---------- DOCUMENT EXCERPT ----------

[NB this is quite a long post, but Tyler's Spidey Sense tells him there's a large smelly rat lurking somewhere underneath, and it would be good to see it tracked down and blatted]
It currently costs taxpayers £134m pa (2006-07 Annual Report), but unfortunately it gives shocking value for money. Apart from the cost of its executive perks, that's because, according to reports from the National Audit Office and the Public Accounts Committee, its traditional focus on direct employment is hugely expensive: the average subsidy per job is around £20,000pa. So they demanded Remploy switch focus urgently onto its cheaper and apparently much more cost effective employment services.
That switch was subsequently agreed by government, and Remploy drew up a Masterplan to implement it. Just one problem: even though Remploy would quadruple (from 5,000 to 20,000 pa) the numbers of disabled it would place in Real Jobs, to pay for that, they'd need to implement closures and job losses right across their inefficient factories.
Which was never going to be easy. And with this dithering faffing union funded "government" it turned into a protracted nightmare of indecision and flipflops.
Eventually they did agree to the closure of 28 out of the 83 factories, not as many as originally proposed, but quite enough to sow the whirlwind. Thus it was, for example, that last week the authoritative Socialist Worker reported the GMB union's decision to withdraw funding from individual Labour MPs:
"The betrayal of the disabled Remploy workers by the government gave a cutting edge to the general anger of delegates.
James Stribley, a Remploy worker, said, “Last year we trusted Peter Hain when he twice promised consultation over the factory closures. But he lied. We should only support those who support us.” Alan Mills, ex-convenor for Remploy in St Helens, said, “I am a Labour Party member but I can’t say for how much longer. We simply can’t trust them anymore.”
So you're a Labour MP facing slaughter in less than two years and your stupid clothead leaders have done this to you. And all for a mere £100m pa. You scream at them.
And now you're James Purnell, cabinet minister reponsible for Remploy, eyes firmly on the top job post-slaughter, screamed at by your "colleagues", and wondering WTF you've been bequeathed such a mare by the odious Orange One. You phone the £125 grand pa head of Remploy and you scream at him.

---------- DATASET CONTENT ----------

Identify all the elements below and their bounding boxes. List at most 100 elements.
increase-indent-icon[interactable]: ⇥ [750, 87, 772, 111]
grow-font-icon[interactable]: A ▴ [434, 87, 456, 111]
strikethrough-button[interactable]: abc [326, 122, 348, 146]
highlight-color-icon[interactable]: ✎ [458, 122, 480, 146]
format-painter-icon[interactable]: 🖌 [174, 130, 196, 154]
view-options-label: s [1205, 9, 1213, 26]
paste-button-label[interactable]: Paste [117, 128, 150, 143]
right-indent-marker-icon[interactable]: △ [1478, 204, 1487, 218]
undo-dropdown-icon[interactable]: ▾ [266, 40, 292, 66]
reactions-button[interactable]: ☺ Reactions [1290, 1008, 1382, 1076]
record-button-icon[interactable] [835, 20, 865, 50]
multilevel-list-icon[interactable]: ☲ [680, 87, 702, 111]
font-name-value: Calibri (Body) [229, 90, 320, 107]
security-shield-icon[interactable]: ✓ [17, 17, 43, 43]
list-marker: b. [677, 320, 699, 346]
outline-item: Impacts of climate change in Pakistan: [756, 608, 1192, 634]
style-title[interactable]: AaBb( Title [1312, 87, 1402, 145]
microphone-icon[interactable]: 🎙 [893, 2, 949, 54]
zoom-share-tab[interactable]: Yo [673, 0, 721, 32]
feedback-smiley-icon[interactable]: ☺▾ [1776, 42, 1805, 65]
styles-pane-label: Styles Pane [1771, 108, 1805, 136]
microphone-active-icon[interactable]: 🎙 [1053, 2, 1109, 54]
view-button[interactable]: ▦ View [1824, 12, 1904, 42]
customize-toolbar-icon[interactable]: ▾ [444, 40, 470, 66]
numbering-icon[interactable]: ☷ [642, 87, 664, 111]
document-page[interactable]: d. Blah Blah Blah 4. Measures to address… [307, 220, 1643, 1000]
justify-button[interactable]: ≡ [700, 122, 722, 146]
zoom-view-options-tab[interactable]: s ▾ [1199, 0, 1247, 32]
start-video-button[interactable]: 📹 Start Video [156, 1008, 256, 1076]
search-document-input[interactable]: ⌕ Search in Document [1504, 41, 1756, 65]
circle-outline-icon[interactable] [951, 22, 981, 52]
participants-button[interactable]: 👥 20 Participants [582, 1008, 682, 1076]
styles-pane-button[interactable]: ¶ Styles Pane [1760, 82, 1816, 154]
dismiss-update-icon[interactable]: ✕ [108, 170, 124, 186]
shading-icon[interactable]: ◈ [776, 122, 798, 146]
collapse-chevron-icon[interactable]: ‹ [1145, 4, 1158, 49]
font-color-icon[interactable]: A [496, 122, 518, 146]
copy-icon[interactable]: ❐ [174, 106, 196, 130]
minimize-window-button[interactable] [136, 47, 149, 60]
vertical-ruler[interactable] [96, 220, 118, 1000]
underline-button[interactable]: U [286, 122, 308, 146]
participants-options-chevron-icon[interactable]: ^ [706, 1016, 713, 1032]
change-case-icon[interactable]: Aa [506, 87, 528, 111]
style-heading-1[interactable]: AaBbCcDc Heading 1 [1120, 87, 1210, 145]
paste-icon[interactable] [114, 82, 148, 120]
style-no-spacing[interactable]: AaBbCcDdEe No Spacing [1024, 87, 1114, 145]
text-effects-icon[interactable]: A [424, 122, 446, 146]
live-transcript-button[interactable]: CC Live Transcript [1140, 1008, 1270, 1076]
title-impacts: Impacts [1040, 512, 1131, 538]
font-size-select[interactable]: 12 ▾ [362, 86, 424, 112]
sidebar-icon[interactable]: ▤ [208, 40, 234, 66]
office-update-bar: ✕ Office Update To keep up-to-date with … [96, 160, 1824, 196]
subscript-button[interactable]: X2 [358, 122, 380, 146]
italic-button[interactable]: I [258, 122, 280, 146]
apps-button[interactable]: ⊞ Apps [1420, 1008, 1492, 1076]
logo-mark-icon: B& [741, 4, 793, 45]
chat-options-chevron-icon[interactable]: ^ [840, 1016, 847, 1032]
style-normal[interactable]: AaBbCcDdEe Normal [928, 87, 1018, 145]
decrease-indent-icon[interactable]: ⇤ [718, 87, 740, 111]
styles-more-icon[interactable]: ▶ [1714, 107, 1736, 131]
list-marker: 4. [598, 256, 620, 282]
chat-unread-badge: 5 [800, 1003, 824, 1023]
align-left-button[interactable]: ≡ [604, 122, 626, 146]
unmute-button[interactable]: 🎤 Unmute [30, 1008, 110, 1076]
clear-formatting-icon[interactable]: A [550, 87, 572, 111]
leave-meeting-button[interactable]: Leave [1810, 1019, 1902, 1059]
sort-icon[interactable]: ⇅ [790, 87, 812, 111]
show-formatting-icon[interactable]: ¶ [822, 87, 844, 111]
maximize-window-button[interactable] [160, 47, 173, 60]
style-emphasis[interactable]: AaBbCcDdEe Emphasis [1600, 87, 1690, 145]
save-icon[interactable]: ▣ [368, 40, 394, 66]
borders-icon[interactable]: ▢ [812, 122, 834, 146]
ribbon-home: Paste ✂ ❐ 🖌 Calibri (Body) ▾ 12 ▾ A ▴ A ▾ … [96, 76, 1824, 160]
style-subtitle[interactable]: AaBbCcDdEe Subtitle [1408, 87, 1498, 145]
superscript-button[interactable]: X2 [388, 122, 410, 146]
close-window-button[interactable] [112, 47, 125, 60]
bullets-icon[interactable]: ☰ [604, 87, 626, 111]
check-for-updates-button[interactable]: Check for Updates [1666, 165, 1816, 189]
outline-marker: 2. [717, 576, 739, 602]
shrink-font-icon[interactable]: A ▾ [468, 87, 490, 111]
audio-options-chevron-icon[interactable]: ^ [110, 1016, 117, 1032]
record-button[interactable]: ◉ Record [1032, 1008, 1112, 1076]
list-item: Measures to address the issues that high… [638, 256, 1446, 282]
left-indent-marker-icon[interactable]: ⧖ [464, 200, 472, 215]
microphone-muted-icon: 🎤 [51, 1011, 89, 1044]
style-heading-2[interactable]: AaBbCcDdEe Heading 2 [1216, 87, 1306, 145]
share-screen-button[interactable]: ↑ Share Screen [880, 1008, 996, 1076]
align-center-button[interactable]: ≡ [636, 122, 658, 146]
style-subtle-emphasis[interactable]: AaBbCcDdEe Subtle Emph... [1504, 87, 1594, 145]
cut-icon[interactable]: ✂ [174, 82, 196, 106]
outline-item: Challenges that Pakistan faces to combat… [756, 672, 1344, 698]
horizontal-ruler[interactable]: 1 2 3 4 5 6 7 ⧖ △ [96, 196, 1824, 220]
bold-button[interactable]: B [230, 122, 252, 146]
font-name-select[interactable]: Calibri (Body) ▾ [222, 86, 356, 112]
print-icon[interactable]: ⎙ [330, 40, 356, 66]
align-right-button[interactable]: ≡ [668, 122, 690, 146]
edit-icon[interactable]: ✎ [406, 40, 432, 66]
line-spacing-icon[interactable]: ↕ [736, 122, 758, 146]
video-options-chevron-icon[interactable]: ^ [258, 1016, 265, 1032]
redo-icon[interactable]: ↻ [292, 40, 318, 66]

----------

→ THINGS TO DO
1. Does each of these statements agree with the Remploy post? (a) Remploy costs taxpayers £134m per year. (b) The government agreed to close all 83 Remploy factories. (c) The average subsidy per job in direct employment is around £20,000 per year.
2. Swap "Remploy" for "the organization" in the Remploy post, then give the passage from "[NB this is" up to and including "effective employment services." with that change.

→ ANSWER SET
1.
(a) Yes: "It currently costs taxpayers £134m pa (2006-07 Annual Report)".
(b) No: "Eventually they did agree to the closure of 28 out of the 83 factories".
(c) Yes: "the average subsidy per job is around £20,000pa".

2.
[NB this is quite a long post, but Tyler's Spidey Sense tells him there's a large smelly rat lurking somewhere underneath, and it would be good to see it tracked down and blatted]
It currently costs taxpayers £134m pa (2006-07 Annual Report), but unfortunately it gives shocking value for money. Apart from the cost of its executive perks, that's because, according to reports from the National Audit Office and the Public Accounts Committee, its traditional focus on direct employment is hugely expensive: the average subsidy per job is around £20,000pa. So they demanded the organization switch focus urgently onto its cheaper and apparently much more cost effective employment services.